» **Document passage**
::::::
This Week In Running: September 4, 2023

This Week in Running’s trail and ultra recap for September 4, 2023.

By on September 4, 2023 | Comments

This Week in Running Justin Mock TWIRIt’s a long one, let’s get going right away!

First, for more on the UTMB Mont Blanc festival of races, see iRunFar’s earlier reporting that covers the greater race dynamics.

TDS – Chamonix, France

A big field of 1,649 started the race just after midnight and going into brutal conditions. Snow forced a course change, but that certainly didn’t lessen the challenge. The new course added 5 kilometers of distance, pushing the total up to 150k (93 miles,) and frequently on snowy and muddy trails. The race had a 39% drop rate, certainly in part due to the weather.

French runners swept the women’s podium, and only the race winner came in under 24 hours. Maryline Nakache finished in 23:37, outpacing countrywomen Fiona Porte and Flavie Bruyneel. Porte and Bruyneel finished in 24:08 and 24:26.

Maryline Nakache - 2023 TDS champion

Maryline Nakache would go on to win the 2023 TDS. Photo: UTMB

Professional cyclist-turned-ultrarunner Christian Meier (Canada) gained the men’s lead near 90k and pushed ahead toward a 19:36 winning time. Simen Wästlund (Sweden) chased to second in 19:57, and Yannick Noël (France) was third in 20:18.

Full results.

Christian Meier - 2023 TDS champion

Christian Meier on his way to winning the 2023 TDS. Photo: UTMB

OCC – Chamonix, France

Weather was better here than for the day prior TDS, but a rock slide still forced a slight reroute on the roughly 55k mountain track from Switzerland to France.
::::::
» **Entries shown**
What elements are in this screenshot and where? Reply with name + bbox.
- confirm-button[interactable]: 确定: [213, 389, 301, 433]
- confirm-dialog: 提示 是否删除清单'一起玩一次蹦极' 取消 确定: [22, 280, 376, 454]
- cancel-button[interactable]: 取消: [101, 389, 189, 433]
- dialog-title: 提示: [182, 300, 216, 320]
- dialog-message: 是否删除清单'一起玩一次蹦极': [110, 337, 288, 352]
::::::
» **Jobs**
• A. Copy out the passage of the race recap from "French runners swept" to "24:08 and 24:26.".
• B. Rewrite every line of the records above, keeping the requests. Multiply each bounding box coordinate by 2.1 and round to a whole number, rounding halves up.

» **Expected responses**
• A.
French runners swept the women’s podium, and only the race winner came in under 24 hours. Maryline Nakache finished in 23:37, outpacing countrywomen Fiona Porte and Flavie Bruyneel. Porte and Bruyneel finished in 24:08 and 24:26.

• B.
What elements are in this screenshot and where? Reply with name + bbox.
- confirm-button[interactable]: 确定: [447, 817, 632, 909]
- confirm-dialog: 提示 是否删除清单'一起玩一次蹦极' 取消 确定: [46, 588, 790, 953]
- cancel-button[interactable]: 取消: [212, 817, 397, 909]
- dialog-title: 提示: [382, 630, 454, 672]
- dialog-message: 是否删除清单'一起玩一次蹦极': [231, 708, 605, 739]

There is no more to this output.